## Instructions for the task
Each of the entries should be retyped precisely as it appears.

## The input
* * *

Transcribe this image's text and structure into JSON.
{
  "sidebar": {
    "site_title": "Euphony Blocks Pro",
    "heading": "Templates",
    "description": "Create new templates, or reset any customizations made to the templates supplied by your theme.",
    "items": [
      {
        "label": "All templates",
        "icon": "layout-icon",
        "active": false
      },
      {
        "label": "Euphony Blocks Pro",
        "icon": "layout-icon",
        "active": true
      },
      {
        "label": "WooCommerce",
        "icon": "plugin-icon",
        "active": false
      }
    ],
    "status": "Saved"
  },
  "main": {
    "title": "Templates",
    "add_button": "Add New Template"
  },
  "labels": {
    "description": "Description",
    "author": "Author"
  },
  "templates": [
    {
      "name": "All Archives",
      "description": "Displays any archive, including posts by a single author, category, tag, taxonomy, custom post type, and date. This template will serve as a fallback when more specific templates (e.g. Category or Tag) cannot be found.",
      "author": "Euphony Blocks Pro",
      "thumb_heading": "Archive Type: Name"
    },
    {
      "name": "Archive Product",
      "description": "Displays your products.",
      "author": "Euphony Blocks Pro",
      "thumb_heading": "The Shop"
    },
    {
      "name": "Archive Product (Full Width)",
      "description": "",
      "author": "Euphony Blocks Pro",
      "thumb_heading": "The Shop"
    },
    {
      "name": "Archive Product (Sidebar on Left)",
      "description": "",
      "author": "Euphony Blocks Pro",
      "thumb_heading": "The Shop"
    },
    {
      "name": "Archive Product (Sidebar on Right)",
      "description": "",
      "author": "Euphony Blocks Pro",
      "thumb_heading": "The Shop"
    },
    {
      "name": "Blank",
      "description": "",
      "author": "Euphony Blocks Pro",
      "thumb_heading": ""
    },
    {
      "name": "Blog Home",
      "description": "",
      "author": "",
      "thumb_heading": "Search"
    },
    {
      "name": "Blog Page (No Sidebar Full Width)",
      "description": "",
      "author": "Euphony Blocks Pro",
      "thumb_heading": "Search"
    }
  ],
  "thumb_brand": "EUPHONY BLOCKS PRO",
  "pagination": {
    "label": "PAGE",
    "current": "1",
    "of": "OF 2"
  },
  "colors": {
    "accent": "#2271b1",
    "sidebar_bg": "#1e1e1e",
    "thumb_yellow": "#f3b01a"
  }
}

* * *

## Task result
Transcribe this image's text and structure into JSON.
{
  "sidebar": {
    "site_title": "Euphony Blocks Pro",
    "heading": "Templates",
    "description": "Create new templates, or reset any customizations made to the templates supplied by your theme.",
    "items": [
      {
        "label": "All templates",
        "icon": "layout-icon",
        "active": false
      },
      {
        "label": "Euphony Blocks Pro",
        "icon": "layout-icon",
        "active": true
      },
      {
        "label": "WooCommerce",
        "icon": "plugin-icon",
        "active": false
      }
    ],
    "status": "Saved"
  },
  "main": {
    "title": "Templates",
    "add_button": "Add New Template"
  },
  "labels": {
    "description": "Description",
    "author": "Author"
  },
  "templates": [
    {
      "name": "All Archives",
      "description": "Displays any archive, including posts by a single author, category, tag, taxonomy, custom post type, and date. This template will serve as a fallback when more specific templates (e.g. Category or Tag) cannot be found.",
      "author": "Euphony Blocks Pro",
      "thumb_heading": "Archive Type: Name"
    },
    {
      "name": "Archive Product",
      "description": "Displays your products.",
      "author": "Euphony Blocks Pro",
      "thumb_heading": "The Shop"
    },
    {
      "name": "Archive Product (Full Width)",
      "description": "",
      "author": "Euphony Blocks Pro",
      "thumb_heading": "The Shop"
    },
    {
      "name": "Archive Product (Sidebar on Left)",
      "description": "",
      "author": "Euphony Blocks Pro",
      "thumb_heading": "The Shop"
    },
    {
      "name": "Archive Product (Sidebar on Right)",
      "description": "",
      "author": "Euphony Blocks Pro",
      "thumb_heading": "The Shop"
    },
    {
      "name": "Blank",
      "description": "",
      "author": "Euphony Blocks Pro",
      "thumb_heading": ""
    },
    {
      "name": "Blog Home",
      "description": "",
      "author": "",
      "thumb_heading": "Search"
    },
    {
      "name": "Blog Page (No Sidebar Full Width)",
      "description": "",
      "author": "Euphony Blocks Pro",
      "thumb_heading": "Search"
    }
  ],
  "thumb_brand": "EUPHONY BLOCKS PRO",
  "pagination": {
    "label": "PAGE",
    "current": "1",
    "of": "OF 2"
  },
  "colors": {
    "accent": "#2271b1",
    "sidebar_bg": "#1e1e1e",
    "thumb_yellow": "#f3b01a"
  }
}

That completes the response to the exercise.